## Task description
Write out the complete material exactly as it stands.

## Given entries
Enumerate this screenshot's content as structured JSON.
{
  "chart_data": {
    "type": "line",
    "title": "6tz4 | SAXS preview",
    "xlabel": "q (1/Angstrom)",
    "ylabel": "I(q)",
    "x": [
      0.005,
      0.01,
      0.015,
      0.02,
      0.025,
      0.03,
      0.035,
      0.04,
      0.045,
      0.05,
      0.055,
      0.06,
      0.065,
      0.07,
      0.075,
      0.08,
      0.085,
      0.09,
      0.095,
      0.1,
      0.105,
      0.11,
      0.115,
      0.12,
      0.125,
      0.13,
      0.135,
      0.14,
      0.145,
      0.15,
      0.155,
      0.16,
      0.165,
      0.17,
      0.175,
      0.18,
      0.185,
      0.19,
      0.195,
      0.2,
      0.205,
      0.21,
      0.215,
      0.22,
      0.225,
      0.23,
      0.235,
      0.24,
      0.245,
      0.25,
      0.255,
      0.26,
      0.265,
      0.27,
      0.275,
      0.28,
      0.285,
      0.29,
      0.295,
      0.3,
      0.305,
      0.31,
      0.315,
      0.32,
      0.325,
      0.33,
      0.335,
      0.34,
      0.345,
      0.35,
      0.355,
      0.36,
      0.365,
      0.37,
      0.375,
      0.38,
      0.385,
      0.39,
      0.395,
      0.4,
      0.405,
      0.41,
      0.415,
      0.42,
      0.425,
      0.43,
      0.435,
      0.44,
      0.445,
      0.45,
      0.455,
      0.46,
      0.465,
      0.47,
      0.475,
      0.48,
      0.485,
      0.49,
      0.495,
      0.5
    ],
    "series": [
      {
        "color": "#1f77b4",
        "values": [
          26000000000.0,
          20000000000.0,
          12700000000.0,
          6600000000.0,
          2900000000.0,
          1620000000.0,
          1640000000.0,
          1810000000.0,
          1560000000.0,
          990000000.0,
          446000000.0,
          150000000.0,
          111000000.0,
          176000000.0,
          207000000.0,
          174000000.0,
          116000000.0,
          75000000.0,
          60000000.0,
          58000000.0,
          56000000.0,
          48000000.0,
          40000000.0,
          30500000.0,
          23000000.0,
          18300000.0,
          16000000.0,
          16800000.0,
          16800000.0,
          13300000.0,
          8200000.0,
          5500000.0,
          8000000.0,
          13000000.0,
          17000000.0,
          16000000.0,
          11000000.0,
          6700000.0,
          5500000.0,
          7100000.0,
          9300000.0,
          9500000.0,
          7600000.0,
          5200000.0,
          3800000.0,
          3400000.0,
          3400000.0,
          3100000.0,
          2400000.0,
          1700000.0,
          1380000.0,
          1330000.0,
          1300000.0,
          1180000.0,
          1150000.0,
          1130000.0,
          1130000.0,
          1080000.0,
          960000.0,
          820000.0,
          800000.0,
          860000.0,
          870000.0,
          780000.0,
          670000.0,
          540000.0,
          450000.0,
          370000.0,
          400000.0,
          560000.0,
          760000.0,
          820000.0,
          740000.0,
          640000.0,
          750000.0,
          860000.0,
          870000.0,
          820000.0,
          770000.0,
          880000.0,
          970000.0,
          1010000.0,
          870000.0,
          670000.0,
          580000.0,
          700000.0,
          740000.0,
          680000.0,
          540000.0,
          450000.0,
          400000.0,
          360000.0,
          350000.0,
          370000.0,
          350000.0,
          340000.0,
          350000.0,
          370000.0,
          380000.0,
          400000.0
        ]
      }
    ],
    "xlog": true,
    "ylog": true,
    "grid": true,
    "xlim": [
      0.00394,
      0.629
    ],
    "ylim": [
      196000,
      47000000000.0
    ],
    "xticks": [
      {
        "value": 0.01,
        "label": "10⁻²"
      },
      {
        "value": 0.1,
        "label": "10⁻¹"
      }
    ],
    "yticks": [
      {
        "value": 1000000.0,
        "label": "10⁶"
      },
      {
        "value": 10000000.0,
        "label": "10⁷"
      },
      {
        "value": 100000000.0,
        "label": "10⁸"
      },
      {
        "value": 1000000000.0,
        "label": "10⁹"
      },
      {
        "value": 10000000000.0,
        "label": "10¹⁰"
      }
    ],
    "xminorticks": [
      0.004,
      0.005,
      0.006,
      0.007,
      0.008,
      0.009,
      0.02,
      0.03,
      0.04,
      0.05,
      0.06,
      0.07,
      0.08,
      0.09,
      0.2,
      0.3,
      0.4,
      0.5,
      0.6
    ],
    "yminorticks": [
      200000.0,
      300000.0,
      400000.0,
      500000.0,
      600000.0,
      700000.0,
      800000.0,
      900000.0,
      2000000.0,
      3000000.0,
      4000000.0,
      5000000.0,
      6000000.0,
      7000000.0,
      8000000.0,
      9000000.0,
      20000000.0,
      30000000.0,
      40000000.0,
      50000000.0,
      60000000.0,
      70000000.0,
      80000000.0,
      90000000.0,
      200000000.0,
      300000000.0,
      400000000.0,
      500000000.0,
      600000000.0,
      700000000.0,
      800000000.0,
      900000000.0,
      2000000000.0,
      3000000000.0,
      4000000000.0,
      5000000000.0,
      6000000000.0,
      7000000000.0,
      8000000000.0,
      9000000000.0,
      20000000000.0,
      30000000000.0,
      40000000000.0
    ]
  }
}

## The solution
Enumerate this screenshot's content as structured JSON.
{
  "chart_data": {
    "type": "line",
    "title": "6tz4 | SAXS preview",
    "xlabel": "q (1/Angstrom)",
    "ylabel": "I(q)",
    "x": [
      0.005,
      0.01,
      0.015,
      0.02,
      0.025,
      0.03,
      0.035,
      0.04,
      0.045,
      0.05,
      0.055,
      0.06,
      0.065,
      0.07,
      0.075,
      0.08,
      0.085,
      0.09,
      0.095,
      0.1,
      0.105,
      0.11,
      0.115,
      0.12,
      0.125,
      0.13,
      0.135,
      0.14,
      0.145,
      0.15,
      0.155,
      0.16,
      0.165,
      0.17,
      0.175,
      0.18,
      0.185,
      0.19,
      0.195,
      0.2,
      0.205,
      0.21,
      0.215,
      0.22,
      0.225,
      0.23,
      0.235,
      0.24,
      0.245,
      0.25,
      0.255,
      0.26,
      0.265,
      0.27,
      0.275,
      0.28,
      0.285,
      0.29,
      0.295,
      0.3,
      0.305,
      0.31,
      0.315,
      0.32,
      0.325,
      0.33,
      0.335,
      0.34,
      0.345,
      0.35,
      0.355,
      0.36,
      0.365,
      0.37,
      0.375,
      0.38,
      0.385,
      0.39,
      0.395,
      0.4,
      0.405,
      0.41,
      0.415,
      0.42,
      0.425,
      0.43,
      0.435,
      0.44,
      0.445,
      0.45,
      0.455,
      0.46,
      0.465,
      0.47,
      0.475,
      0.48,
      0.485,
      0.49,
      0.495,
      0.5
    ],
    "series": [
      {
        "color": "#1f77b4",
        "values": [
          26000000000.0,
          20000000000.0,
          12700000000.0,
          6600000000.0,
          2900000000.0,
          1620000000.0,
          1640000000.0,
          1810000000.0,
          1560000000.0,
          990000000.0,
          446000000.0,
          150000000.0,
          111000000.0,
          176000000.0,
          207000000.0,
          174000000.0,
          116000000.0,
          75000000.0,
          60000000.0,
          58000000.0,
          56000000.0,
          48000000.0,
          40000000.0,
          30500000.0,
          23000000.0,
          18300000.0,
          16000000.0,
          16800000.0,
          16800000.0,
          13300000.0,
          8200000.0,
          5500000.0,
          8000000.0,
          13000000.0,
          17000000.0,
          16000000.0,
          11000000.0,
          6700000.0,
          5500000.0,
          7100000.0,
          9300000.0,
          9500000.0,
          7600000.0,
          5200000.0,
          3800000.0,
          3400000.0,
          3400000.0,
          3100000.0,
          2400000.0,
          1700000.0,
          1380000.0,
          1330000.0,
          1300000.0,
          1180000.0,
          1150000.0,
          1130000.0,
          1130000.0,
          1080000.0,
          960000.0,
          820000.0,
          800000.0,
          860000.0,
          870000.0,
          780000.0,
          670000.0,
          540000.0,
          450000.0,
          370000.0,
          400000.0,
          560000.0,
          760000.0,
          820000.0,
          740000.0,
          640000.0,
          750000.0,
          860000.0,
          870000.0,
          820000.0,
          770000.0,
          880000.0,
          970000.0,
          1010000.0,
          870000.0,
          670000.0,
          580000.0,
          700000.0,
          740000.0,
          680000.0,
          540000.0,
          450000.0,
          400000.0,
          360000.0,
          350000.0,
          370000.0,
          350000.0,
          340000.0,
          350000.0,
          370000.0,
          380000.0,
          400000.0
        ]
      }
    ],
    "xlog": true,
    "ylog": true,
    "grid": true,
    "xlim": [
      0.00394,
      0.629
    ],
    "ylim": [
      196000,
      47000000000.0
    ],
    "xticks": [
      {
        "value": 0.01,
        "label": "10⁻²"
      },
      {
        "value": 0.1,
        "label": "10⁻¹"
      }
    ],
    "yticks": [
      {
        "value": 1000000.0,
        "label": "10⁶"
      },
      {
        "value": 10000000.0,
        "label": "10⁷"
      },
      {
        "value": 100000000.0,
        "label": "10⁸"
      },
      {
        "value": 1000000000.0,
        "label": "10⁹"
      },
      {
        "value": 10000000000.0,
        "label": "10¹⁰"
      }
    ],
    "xminorticks": [
      0.004,
      0.005,
      0.006,
      0.007,
      0.008,
      0.009,
      0.02,
      0.03,
      0.04,
      0.05,
      0.06,
      0.07,
      0.08,
      0.09,
      0.2,
      0.3,
      0.4,
      0.5,
      0.6
    ],
    "yminorticks": [
      200000.0,
      300000.0,
      400000.0,
      500000.0,
      600000.0,
      700000.0,
      800000.0,
      900000.0,
      2000000.0,
      3000000.0,
      4000000.0,
      5000000.0,
      6000000.0,
      7000000.0,
      8000000.0,
      9000000.0,
      20000000.0,
      30000000.0,
      40000000.0,
      50000000.0,
      60000000.0,
      70000000.0,
      80000000.0,
      90000000.0,
      200000000.0,
      300000000.0,
      400000000.0,
      500000000.0,
      600000000.0,
      700000000.0,
      800000000.0,
      900000000.0,
      2000000000.0,
      3000000000.0,
      4000000000.0,
      5000000000.0,
      6000000000.0,
      7000000000.0,
      8000000000.0,
      9000000000.0,
      20000000000.0,
      30000000000.0,
      40000000000.0
    ]
  }
}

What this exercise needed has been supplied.